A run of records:
┌──

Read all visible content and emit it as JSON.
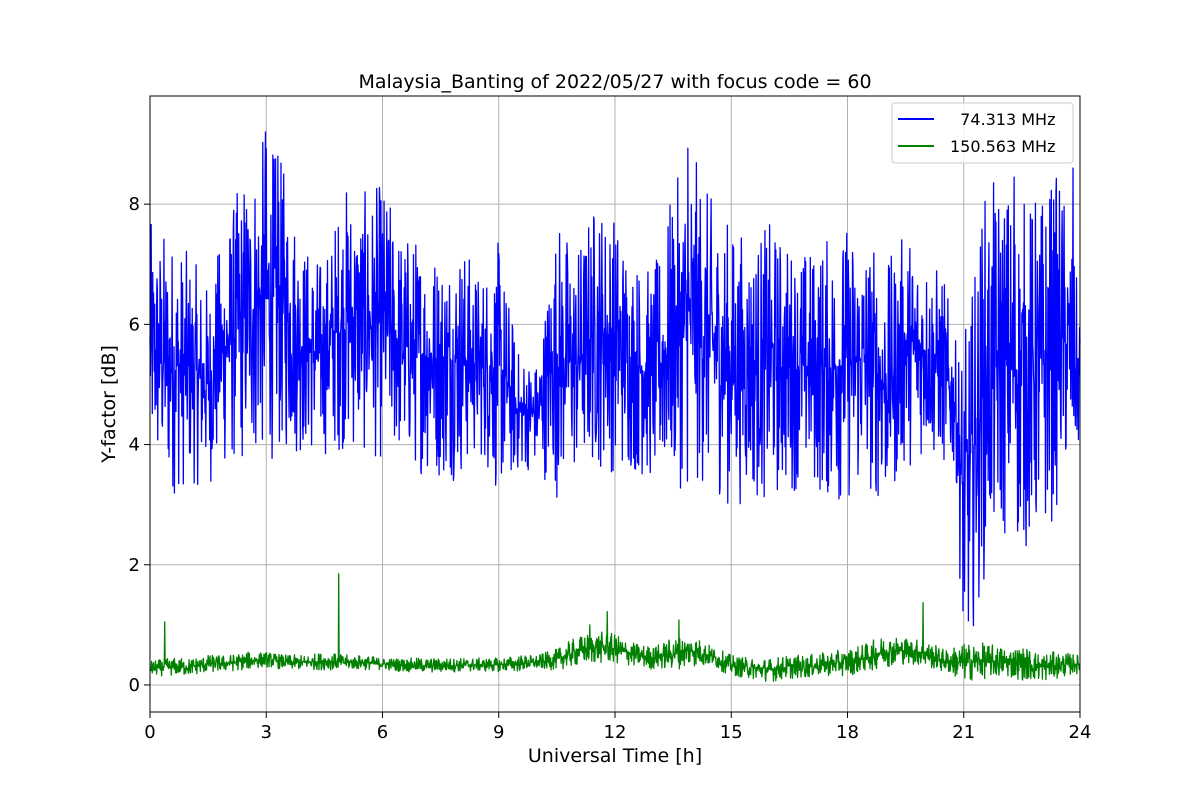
{
  "chart_data": {
    "type": "line",
    "title": "Malaysia_Banting of 2022/05/27 with focus code = 60",
    "xlabel": "Universal Time [h]",
    "ylabel": "Y-factor [dB]",
    "xlim": [
      0,
      24
    ],
    "ylim": [
      -0.45,
      9.8
    ],
    "xticks": [
      0,
      3,
      6,
      9,
      12,
      15,
      18,
      21,
      24
    ],
    "yticks": [
      0,
      2,
      4,
      6,
      8
    ],
    "grid": true,
    "legend": "top-right",
    "series": [
      {
        "name": "  74.313 MHz",
        "color": "#0000ff",
        "x": [
          0,
          0.5,
          1,
          1.5,
          2,
          2.5,
          3,
          3.5,
          4,
          4.5,
          5,
          5.5,
          6,
          6.5,
          7,
          7.5,
          8,
          8.5,
          9,
          9.5,
          10,
          10.5,
          11,
          11.5,
          12,
          12.5,
          13,
          13.5,
          14,
          14.5,
          15,
          15.5,
          16,
          16.5,
          17,
          17.5,
          18,
          18.5,
          19,
          19.5,
          20,
          20.5,
          20.8,
          21,
          21.2,
          21.5,
          22,
          22.5,
          23,
          23.5,
          24
        ],
        "low": [
          3.4,
          3.1,
          3.3,
          3.3,
          3.6,
          3.6,
          3.7,
          3.8,
          3.8,
          3.8,
          3.9,
          3.8,
          3.7,
          3.7,
          3.5,
          3.4,
          3.4,
          3.8,
          3.1,
          3.5,
          3.6,
          3.1,
          3.4,
          3.6,
          3.5,
          3.5,
          3.3,
          3.3,
          3.2,
          3.3,
          2.9,
          3.1,
          3.0,
          3.2,
          3.3,
          3.0,
          3.0,
          3.2,
          2.9,
          3.6,
          3.8,
          3.6,
          3.5,
          0.05,
          0.8,
          1.7,
          2.4,
          2.2,
          2.2,
          3.1,
          3.8
        ],
        "high": [
          7.7,
          7.6,
          7.2,
          6.7,
          7.8,
          8.7,
          9.2,
          8.6,
          7.4,
          7.1,
          8.4,
          8.2,
          8.4,
          7.6,
          7.5,
          7.3,
          7.5,
          6.9,
          7.4,
          5.6,
          5.4,
          7.9,
          7.3,
          8.2,
          7.9,
          7.2,
          6.9,
          8.3,
          8.9,
          8.1,
          7.7,
          7.5,
          7.7,
          7.4,
          7.3,
          7.5,
          7.7,
          7.6,
          7.0,
          7.6,
          7.3,
          6.8,
          5.7,
          5.8,
          6.5,
          8.2,
          8.5,
          8.1,
          8.3,
          8.6,
          6.4
        ],
        "peaks": [
          [
            2.98,
            9.2
          ],
          [
            3.3,
            8.8
          ],
          [
            13.88,
            8.93
          ],
          [
            23.82,
            8.6
          ],
          [
            22.3,
            8.45
          ]
        ]
      },
      {
        "name": "150.563 MHz",
        "color": "#008000",
        "x": [
          0,
          0.5,
          1,
          1.5,
          2,
          2.5,
          3,
          3.5,
          4,
          4.5,
          5,
          5.5,
          6,
          6.5,
          7,
          7.5,
          8,
          8.5,
          9,
          9.5,
          10,
          10.5,
          11,
          11.5,
          12,
          12.5,
          13,
          13.5,
          14,
          14.5,
          15,
          15.5,
          16,
          16.5,
          17,
          17.5,
          18,
          18.5,
          19,
          19.5,
          20,
          20.5,
          21,
          21.5,
          22,
          22.5,
          23,
          23.5,
          24
        ],
        "low": [
          0.15,
          0.15,
          0.15,
          0.2,
          0.22,
          0.25,
          0.3,
          0.25,
          0.25,
          0.25,
          0.25,
          0.25,
          0.25,
          0.22,
          0.2,
          0.2,
          0.22,
          0.22,
          0.22,
          0.22,
          0.25,
          0.25,
          0.3,
          0.35,
          0.35,
          0.3,
          0.25,
          0.25,
          0.3,
          0.3,
          0.15,
          0.1,
          0.05,
          0.1,
          0.12,
          0.15,
          0.15,
          0.22,
          0.3,
          0.35,
          0.3,
          0.2,
          0.05,
          0.1,
          0.12,
          0.08,
          0.05,
          0.12,
          0.2
        ],
        "high": [
          0.4,
          0.45,
          0.45,
          0.5,
          0.5,
          0.55,
          0.55,
          0.5,
          0.5,
          0.55,
          0.5,
          0.5,
          0.45,
          0.45,
          0.45,
          0.45,
          0.45,
          0.45,
          0.45,
          0.5,
          0.5,
          0.6,
          0.8,
          0.9,
          0.85,
          0.7,
          0.65,
          0.8,
          0.85,
          0.65,
          0.5,
          0.45,
          0.45,
          0.5,
          0.5,
          0.55,
          0.6,
          0.7,
          0.85,
          0.8,
          0.75,
          0.6,
          0.7,
          0.7,
          0.65,
          0.65,
          0.55,
          0.55,
          0.5
        ],
        "peaks": [
          [
            0.38,
            1.05
          ],
          [
            4.87,
            1.85
          ],
          [
            11.35,
            1.0
          ],
          [
            11.8,
            1.22
          ],
          [
            13.65,
            1.08
          ],
          [
            19.95,
            1.37
          ]
        ]
      }
    ]
  }
}
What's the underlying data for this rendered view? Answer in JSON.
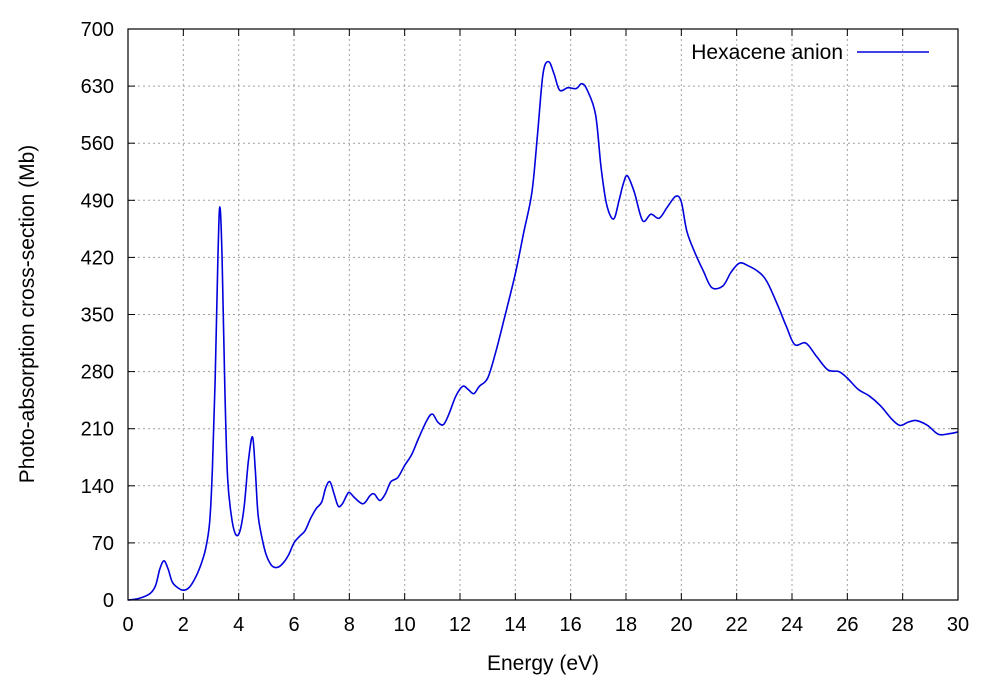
{
  "chart_data": {
    "type": "line",
    "xlabel": "Energy (eV)",
    "ylabel": "Photo-absorption cross-section (Mb)",
    "xlim": [
      0,
      30
    ],
    "ylim": [
      0,
      700
    ],
    "xticks": [
      "0",
      "2",
      "4",
      "6",
      "8",
      "10",
      "12",
      "14",
      "16",
      "18",
      "20",
      "22",
      "24",
      "26",
      "28",
      "30"
    ],
    "yticks": [
      "0",
      "70",
      "140",
      "210",
      "280",
      "350",
      "420",
      "490",
      "560",
      "630",
      "700"
    ],
    "grid": true,
    "legend_position": "top-right",
    "series": [
      {
        "name": "Hexacene anion",
        "color": "#0000dd",
        "points": [
          [
            0.0,
            0
          ],
          [
            0.4,
            2
          ],
          [
            0.8,
            8
          ],
          [
            1.0,
            18
          ],
          [
            1.15,
            38
          ],
          [
            1.3,
            48
          ],
          [
            1.45,
            38
          ],
          [
            1.6,
            22
          ],
          [
            1.8,
            15
          ],
          [
            2.0,
            12
          ],
          [
            2.2,
            15
          ],
          [
            2.4,
            25
          ],
          [
            2.6,
            40
          ],
          [
            2.8,
            62
          ],
          [
            2.95,
            95
          ],
          [
            3.05,
            160
          ],
          [
            3.15,
            270
          ],
          [
            3.25,
            420
          ],
          [
            3.32,
            482
          ],
          [
            3.4,
            420
          ],
          [
            3.5,
            260
          ],
          [
            3.6,
            150
          ],
          [
            3.75,
            100
          ],
          [
            3.9,
            80
          ],
          [
            4.05,
            85
          ],
          [
            4.2,
            115
          ],
          [
            4.35,
            170
          ],
          [
            4.5,
            200
          ],
          [
            4.6,
            160
          ],
          [
            4.7,
            105
          ],
          [
            4.85,
            75
          ],
          [
            5.0,
            55
          ],
          [
            5.2,
            42
          ],
          [
            5.4,
            40
          ],
          [
            5.6,
            45
          ],
          [
            5.8,
            55
          ],
          [
            6.0,
            70
          ],
          [
            6.2,
            78
          ],
          [
            6.4,
            85
          ],
          [
            6.6,
            100
          ],
          [
            6.8,
            112
          ],
          [
            7.0,
            120
          ],
          [
            7.15,
            138
          ],
          [
            7.3,
            145
          ],
          [
            7.45,
            130
          ],
          [
            7.6,
            115
          ],
          [
            7.75,
            118
          ],
          [
            7.9,
            128
          ],
          [
            8.0,
            132
          ],
          [
            8.2,
            125
          ],
          [
            8.5,
            118
          ],
          [
            8.75,
            128
          ],
          [
            8.9,
            130
          ],
          [
            9.1,
            122
          ],
          [
            9.3,
            130
          ],
          [
            9.5,
            145
          ],
          [
            9.75,
            150
          ],
          [
            10.0,
            165
          ],
          [
            10.25,
            178
          ],
          [
            10.5,
            198
          ],
          [
            10.8,
            220
          ],
          [
            11.0,
            228
          ],
          [
            11.2,
            218
          ],
          [
            11.4,
            215
          ],
          [
            11.6,
            228
          ],
          [
            11.85,
            250
          ],
          [
            12.1,
            262
          ],
          [
            12.3,
            258
          ],
          [
            12.5,
            253
          ],
          [
            12.7,
            262
          ],
          [
            13.0,
            272
          ],
          [
            13.3,
            305
          ],
          [
            13.6,
            345
          ],
          [
            14.0,
            400
          ],
          [
            14.3,
            450
          ],
          [
            14.6,
            500
          ],
          [
            14.8,
            570
          ],
          [
            15.0,
            645
          ],
          [
            15.2,
            660
          ],
          [
            15.4,
            645
          ],
          [
            15.6,
            625
          ],
          [
            15.9,
            628
          ],
          [
            16.2,
            627
          ],
          [
            16.4,
            633
          ],
          [
            16.6,
            625
          ],
          [
            16.9,
            595
          ],
          [
            17.1,
            530
          ],
          [
            17.3,
            485
          ],
          [
            17.55,
            467
          ],
          [
            17.75,
            490
          ],
          [
            17.9,
            510
          ],
          [
            18.05,
            520
          ],
          [
            18.3,
            500
          ],
          [
            18.6,
            465
          ],
          [
            18.9,
            473
          ],
          [
            19.2,
            468
          ],
          [
            19.5,
            482
          ],
          [
            19.8,
            495
          ],
          [
            20.0,
            488
          ],
          [
            20.2,
            452
          ],
          [
            20.5,
            425
          ],
          [
            20.8,
            403
          ],
          [
            21.1,
            383
          ],
          [
            21.5,
            385
          ],
          [
            21.8,
            402
          ],
          [
            22.1,
            413
          ],
          [
            22.4,
            410
          ],
          [
            22.8,
            402
          ],
          [
            23.1,
            390
          ],
          [
            23.5,
            360
          ],
          [
            23.8,
            335
          ],
          [
            24.1,
            313
          ],
          [
            24.5,
            315
          ],
          [
            24.9,
            298
          ],
          [
            25.3,
            282
          ],
          [
            25.7,
            280
          ],
          [
            26.0,
            272
          ],
          [
            26.4,
            258
          ],
          [
            26.8,
            250
          ],
          [
            27.2,
            238
          ],
          [
            27.6,
            222
          ],
          [
            27.9,
            214
          ],
          [
            28.2,
            218
          ],
          [
            28.5,
            220
          ],
          [
            28.9,
            214
          ],
          [
            29.3,
            203
          ],
          [
            29.7,
            204
          ],
          [
            30.0,
            206
          ]
        ]
      }
    ]
  }
}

└──

Problem requirements: Above are the records. Identify each line that contains the word "JSON".

Answer for this exercise:
Read all visible content and emit it as JSON.
What's the underlying data for this rendered view? Answer in JSON.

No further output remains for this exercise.